▶ _Passage shown_:

* begin *

Sunday, July 20, 2014

High Heeled Shoes, Oil Rigs, and Writers, Part I

I'll admit, I'm a little exhausted this week. After a few days of physical illness, an all-day writers' conference that I helped coordinate, a 14 mile run, and a migraine headache, I'm ready for a few days of rest. This is my last week before I have to start seriously planning for the fall semester of teaching, so I'm going to enjoy it.

That means I'm going to take Chuck Sambuchino's advice and steal from myself for the next three weeks. For those of you who don't know, Chuck is a successful author, speaker, and edits for Writer's Digest. I met him at a writers' conference this year. Really nice guy and someone you should listen to if you're a writer. Why? Because he's a VERY successful writer. He didn't get that way overnight: he worked for it. He built his platform from the ground up and he knows his business. He even wrote a book about it which I reviewed in the newsletter for our state writers' guild. It's called Create Your Writer Platform. My only quibble is the numbering is off from the table of contents to the actual pages, but it's close enough you can find what you're looking for. It's probably an update and no one thought to update the TOC. Go figure.

* end *

▶ _What you are asked to do_:
Rewrite the blog post starting at "High Heeled Shoes, Oil" and ending at "to enjoy it.", replacing "exhausted" with "worn out". The listings that follow the blog post come from a separate source.

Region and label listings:
* begin *

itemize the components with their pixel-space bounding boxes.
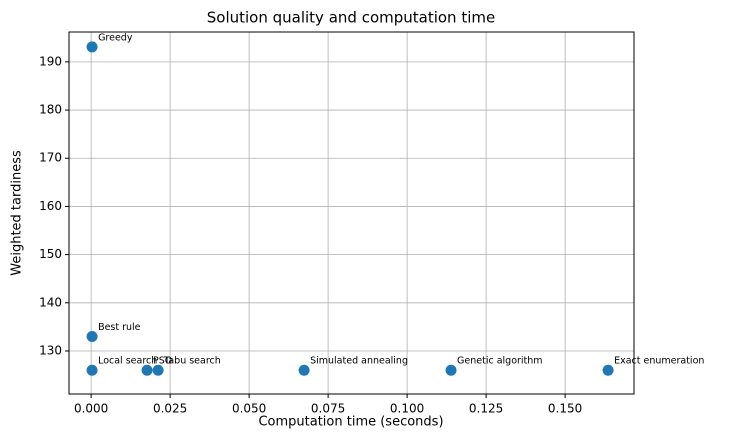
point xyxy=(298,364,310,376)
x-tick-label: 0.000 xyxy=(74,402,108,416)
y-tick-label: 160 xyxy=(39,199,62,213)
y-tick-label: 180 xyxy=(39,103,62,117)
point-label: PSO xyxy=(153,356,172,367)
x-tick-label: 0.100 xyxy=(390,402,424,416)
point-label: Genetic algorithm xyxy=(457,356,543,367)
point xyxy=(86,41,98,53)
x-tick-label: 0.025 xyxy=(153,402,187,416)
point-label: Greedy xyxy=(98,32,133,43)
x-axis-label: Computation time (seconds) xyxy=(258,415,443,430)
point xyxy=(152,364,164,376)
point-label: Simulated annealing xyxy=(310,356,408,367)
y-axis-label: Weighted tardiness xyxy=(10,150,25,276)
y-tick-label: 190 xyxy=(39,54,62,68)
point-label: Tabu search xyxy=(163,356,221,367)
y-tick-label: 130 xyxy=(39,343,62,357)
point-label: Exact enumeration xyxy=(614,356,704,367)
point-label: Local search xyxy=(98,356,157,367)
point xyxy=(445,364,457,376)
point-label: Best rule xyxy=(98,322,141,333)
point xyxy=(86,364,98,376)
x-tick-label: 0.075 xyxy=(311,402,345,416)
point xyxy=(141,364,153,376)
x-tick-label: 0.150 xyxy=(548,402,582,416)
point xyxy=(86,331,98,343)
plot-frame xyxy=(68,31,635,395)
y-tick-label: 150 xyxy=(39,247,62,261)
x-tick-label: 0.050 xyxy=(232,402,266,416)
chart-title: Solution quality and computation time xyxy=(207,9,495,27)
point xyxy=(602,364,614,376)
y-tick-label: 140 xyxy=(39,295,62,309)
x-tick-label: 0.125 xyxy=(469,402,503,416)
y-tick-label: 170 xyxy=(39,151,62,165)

* end *

▶ _Answer below_:
High Heeled Shoes, Oil Rigs, and Writers, Part I

I'll admit, I'm a little worn out this week. After a few days of physical illness, an all-day writers' conference that I helped coordinate, a 14 mile run, and a migraine headache, I'm ready for a few days of rest. This is my last week before I have to start seriously planning for the fall semester of teaching, so I'm going to enjoy it.